>> START

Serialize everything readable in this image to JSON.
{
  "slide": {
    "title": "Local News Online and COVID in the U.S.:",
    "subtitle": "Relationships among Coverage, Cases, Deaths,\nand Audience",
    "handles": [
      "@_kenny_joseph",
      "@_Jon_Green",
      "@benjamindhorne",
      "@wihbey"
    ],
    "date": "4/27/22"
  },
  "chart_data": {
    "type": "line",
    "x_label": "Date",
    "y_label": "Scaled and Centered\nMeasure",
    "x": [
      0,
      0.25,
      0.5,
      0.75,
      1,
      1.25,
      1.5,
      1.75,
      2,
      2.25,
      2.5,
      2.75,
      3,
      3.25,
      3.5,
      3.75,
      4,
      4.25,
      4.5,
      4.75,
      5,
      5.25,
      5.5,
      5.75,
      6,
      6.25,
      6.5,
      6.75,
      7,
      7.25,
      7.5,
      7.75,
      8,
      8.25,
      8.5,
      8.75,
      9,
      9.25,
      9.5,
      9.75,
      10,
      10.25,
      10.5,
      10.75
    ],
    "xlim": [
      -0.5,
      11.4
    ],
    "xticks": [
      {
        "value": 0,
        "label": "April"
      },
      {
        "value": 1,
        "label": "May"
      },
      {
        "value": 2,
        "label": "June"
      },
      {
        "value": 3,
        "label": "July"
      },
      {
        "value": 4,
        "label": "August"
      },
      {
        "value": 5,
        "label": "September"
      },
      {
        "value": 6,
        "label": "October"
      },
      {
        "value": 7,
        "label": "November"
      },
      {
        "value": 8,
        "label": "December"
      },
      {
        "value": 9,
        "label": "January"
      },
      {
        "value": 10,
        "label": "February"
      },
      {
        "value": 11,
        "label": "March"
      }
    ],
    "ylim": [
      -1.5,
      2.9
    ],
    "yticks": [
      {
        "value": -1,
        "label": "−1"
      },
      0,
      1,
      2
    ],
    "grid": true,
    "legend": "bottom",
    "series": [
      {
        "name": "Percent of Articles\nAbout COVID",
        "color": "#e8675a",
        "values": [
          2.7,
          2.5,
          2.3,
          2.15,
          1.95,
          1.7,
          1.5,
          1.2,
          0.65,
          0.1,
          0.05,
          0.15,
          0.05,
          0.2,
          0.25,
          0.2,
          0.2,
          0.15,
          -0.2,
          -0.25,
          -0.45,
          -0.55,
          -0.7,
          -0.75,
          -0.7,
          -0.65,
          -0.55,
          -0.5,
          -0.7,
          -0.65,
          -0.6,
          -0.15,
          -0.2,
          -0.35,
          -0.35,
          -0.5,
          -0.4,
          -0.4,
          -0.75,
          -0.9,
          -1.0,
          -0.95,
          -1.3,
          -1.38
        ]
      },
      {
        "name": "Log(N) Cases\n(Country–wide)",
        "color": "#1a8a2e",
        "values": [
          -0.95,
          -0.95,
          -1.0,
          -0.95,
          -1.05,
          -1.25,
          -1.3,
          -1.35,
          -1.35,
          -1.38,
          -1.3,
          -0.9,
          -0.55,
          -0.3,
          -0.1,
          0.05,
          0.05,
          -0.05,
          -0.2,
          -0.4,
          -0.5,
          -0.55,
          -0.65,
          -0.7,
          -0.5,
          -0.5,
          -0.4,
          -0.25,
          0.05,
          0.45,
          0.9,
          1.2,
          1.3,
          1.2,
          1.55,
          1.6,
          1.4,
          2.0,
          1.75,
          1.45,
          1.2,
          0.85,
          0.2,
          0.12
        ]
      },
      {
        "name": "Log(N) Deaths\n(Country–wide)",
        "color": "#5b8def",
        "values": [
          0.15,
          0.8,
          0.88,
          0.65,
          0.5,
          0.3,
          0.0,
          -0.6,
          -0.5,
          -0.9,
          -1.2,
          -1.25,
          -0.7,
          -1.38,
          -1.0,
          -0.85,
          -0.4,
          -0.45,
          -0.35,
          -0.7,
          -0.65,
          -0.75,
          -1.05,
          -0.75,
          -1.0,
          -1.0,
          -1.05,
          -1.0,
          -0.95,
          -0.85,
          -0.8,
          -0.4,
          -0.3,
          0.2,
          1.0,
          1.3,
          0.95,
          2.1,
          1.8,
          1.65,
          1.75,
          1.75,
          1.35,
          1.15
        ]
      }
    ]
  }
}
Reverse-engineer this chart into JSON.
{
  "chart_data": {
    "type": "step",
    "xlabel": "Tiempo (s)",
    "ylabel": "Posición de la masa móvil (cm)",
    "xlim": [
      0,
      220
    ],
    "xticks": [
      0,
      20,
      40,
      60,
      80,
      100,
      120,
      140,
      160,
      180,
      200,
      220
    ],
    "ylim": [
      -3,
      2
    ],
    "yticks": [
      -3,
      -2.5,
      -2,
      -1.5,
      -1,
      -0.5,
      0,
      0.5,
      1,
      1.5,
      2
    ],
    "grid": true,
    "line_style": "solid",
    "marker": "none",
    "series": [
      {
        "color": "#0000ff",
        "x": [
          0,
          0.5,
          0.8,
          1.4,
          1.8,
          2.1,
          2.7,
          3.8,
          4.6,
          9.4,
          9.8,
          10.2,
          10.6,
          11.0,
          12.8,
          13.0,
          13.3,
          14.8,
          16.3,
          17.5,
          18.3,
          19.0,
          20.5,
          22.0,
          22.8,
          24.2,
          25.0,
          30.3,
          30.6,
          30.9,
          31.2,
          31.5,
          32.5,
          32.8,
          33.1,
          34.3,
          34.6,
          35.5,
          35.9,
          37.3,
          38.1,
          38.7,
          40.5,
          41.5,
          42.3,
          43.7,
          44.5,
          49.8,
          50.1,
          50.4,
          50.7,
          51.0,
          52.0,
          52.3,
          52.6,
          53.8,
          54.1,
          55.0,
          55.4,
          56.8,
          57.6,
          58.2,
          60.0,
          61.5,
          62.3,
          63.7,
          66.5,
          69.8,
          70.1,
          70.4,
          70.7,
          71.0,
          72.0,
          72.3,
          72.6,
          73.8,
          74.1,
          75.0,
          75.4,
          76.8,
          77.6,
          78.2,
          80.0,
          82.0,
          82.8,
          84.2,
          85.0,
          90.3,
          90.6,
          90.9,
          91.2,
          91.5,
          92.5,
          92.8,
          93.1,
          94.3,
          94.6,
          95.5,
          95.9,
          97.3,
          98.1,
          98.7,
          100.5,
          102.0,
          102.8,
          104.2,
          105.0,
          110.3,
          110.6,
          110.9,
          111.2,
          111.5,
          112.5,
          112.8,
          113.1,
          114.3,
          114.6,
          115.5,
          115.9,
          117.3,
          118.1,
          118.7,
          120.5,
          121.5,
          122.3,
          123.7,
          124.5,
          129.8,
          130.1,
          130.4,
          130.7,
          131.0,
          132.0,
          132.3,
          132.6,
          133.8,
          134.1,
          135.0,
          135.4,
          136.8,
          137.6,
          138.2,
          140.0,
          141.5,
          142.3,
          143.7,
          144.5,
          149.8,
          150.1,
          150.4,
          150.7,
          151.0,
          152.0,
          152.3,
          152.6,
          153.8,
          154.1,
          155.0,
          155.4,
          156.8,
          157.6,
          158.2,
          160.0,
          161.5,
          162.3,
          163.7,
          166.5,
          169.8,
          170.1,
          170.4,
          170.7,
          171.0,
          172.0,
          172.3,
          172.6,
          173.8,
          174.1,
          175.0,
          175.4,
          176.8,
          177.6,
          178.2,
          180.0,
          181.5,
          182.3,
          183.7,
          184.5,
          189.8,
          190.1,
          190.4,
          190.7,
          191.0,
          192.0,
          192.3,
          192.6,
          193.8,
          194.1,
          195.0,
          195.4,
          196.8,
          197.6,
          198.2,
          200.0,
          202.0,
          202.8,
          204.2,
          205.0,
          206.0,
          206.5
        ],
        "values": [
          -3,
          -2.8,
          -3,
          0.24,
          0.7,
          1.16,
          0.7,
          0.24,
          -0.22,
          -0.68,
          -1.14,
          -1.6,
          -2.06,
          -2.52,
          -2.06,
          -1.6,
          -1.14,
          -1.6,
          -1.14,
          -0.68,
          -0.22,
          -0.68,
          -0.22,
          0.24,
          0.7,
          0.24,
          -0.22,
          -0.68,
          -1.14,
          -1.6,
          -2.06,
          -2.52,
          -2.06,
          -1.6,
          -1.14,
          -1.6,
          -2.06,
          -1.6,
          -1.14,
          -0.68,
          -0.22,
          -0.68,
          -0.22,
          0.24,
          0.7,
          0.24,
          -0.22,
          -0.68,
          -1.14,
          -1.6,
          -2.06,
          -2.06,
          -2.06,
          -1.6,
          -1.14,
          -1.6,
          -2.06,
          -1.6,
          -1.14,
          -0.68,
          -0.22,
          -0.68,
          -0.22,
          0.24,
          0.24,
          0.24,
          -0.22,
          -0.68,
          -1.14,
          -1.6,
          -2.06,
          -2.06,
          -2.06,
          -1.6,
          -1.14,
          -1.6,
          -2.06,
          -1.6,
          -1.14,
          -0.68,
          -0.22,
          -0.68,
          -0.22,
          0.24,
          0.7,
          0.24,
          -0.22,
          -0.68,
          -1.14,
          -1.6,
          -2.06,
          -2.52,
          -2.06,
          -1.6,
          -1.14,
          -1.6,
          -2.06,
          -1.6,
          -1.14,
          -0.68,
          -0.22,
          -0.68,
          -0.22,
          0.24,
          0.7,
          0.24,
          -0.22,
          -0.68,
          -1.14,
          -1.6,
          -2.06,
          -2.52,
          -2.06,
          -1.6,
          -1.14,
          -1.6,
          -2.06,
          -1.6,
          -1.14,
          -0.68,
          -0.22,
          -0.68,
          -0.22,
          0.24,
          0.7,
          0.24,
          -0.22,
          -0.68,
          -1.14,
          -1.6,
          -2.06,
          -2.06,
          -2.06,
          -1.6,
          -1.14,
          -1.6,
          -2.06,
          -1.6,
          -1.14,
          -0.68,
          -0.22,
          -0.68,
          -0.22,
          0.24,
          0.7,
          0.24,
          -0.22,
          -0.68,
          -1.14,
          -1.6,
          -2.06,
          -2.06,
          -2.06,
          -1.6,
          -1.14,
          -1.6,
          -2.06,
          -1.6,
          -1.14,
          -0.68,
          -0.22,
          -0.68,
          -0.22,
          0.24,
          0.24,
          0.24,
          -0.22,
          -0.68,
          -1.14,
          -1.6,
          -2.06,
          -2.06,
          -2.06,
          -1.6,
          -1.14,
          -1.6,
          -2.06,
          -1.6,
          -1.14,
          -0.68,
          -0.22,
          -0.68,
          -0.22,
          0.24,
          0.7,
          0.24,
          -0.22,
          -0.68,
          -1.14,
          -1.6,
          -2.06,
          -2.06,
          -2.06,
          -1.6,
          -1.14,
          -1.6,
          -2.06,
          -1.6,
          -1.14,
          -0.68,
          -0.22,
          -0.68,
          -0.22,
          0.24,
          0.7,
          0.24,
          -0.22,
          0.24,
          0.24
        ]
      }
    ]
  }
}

>> END

* Task objective
Give the number of lines above that hold the word "JSON", and nothing more.

* Answer to this problem
2